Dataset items
______________________________

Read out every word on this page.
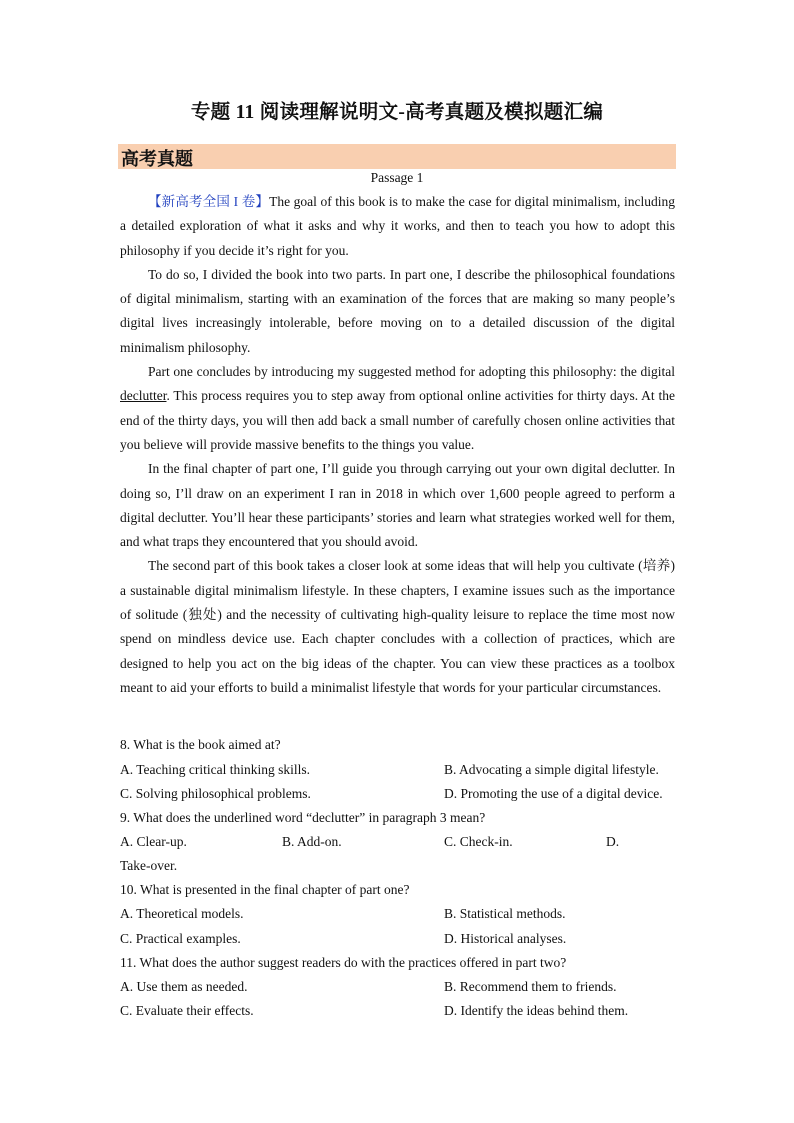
专题 11 阅读理解说明文-高考真题及模拟题汇编
高考真题
Passage 1

【新高考全国 I 卷】The goal of this book is to make the case for digital minimalism, including a detailed exploration of what it asks and why it works, and then to teach you how to adopt this philosophy if you decide it’s right for you.

To do so, I divided the book into two parts. In part one, I describe the philosophical foundations of digital minimalism, starting with an examination of the forces that are making so many people’s digital lives increasingly intolerable, before moving on to a detailed discussion of the digital minimalism philosophy.

Part one concludes by introducing my suggested method for adopting this philosophy: the digital declutter. This process requires you to step away from optional online activities for thirty days. At the end of the thirty days, you will then add back a small number of carefully chosen online activities that you believe will provide massive benefits to the things you value.

In the final chapter of part one, I’ll guide you through carrying out your own digital declutter. In doing so, I’ll draw on an experiment I ran in 2018 in which over 1,600 people agreed to perform a digital declutter. You’ll hear these participants’ stories and learn what strategies worked well for them, and what traps they encountered that you should avoid.

The second part of this book takes a closer look at some ideas that will help you cultivate (培养) a sustainable digital minimalism lifestyle. In these chapters, I examine issues such as the importance of solitude (独处) and the necessity of cultivating high-quality leisure to replace the time most now spend on mindless device use. Each chapter concludes with a collection of practices, which are designed to help you act on the big ideas of the chapter. You can view these practices as a toolbox meant to aid your efforts to build a minimalist lifestyle that words for your particular circumstances.

8. What is the book aimed at?
A. Teaching critical thinking skills.	B. Advocating a simple digital lifestyle.
C. Solving philosophical problems.	D. Promoting the use of a digital device.
9. What does the underlined word “declutter” in paragraph 3 mean?
A. Clear-up.	B. Add-on.	C. Check-in.	D.
Take-over.
10. What is presented in the final chapter of part one?
A. Theoretical models.	B. Statistical methods.
C. Practical examples.	D. Historical analyses.
11. What does the author suggest readers do with the practices offered in part two?
A. Use them as needed.	B. Recommend them to friends.
C. Evaluate their effects.	D. Identify the ideas behind them.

______________________________

» **Task prompt**
Filter the entries down to the lines with the word "these" in them.

» **In response**
In the final chapter of part one, I’ll guide you through carrying out your own digital declutter. In doing so, I’ll draw on an experiment I ran in 2018 in which over 1,600 people agreed to perform a digital declutter. You’ll hear these participants’ stories and learn what strategies worked well for them, and what traps they encountered that you should avoid.
The second part of this book takes a closer look at some ideas that will help you cultivate (培养) a sustainable digital minimalism lifestyle. In these chapters, I examine issues such as the importance of solitude (独处) and the necessity of cultivating high-quality leisure to replace the time most now spend on mindless device use. Each chapter concludes with a collection of practices, which are designed to help you act on the big ideas of the chapter. You can view these practices as a toolbox meant to aid your efforts to build a minimalist lifestyle that words for your particular circumstances.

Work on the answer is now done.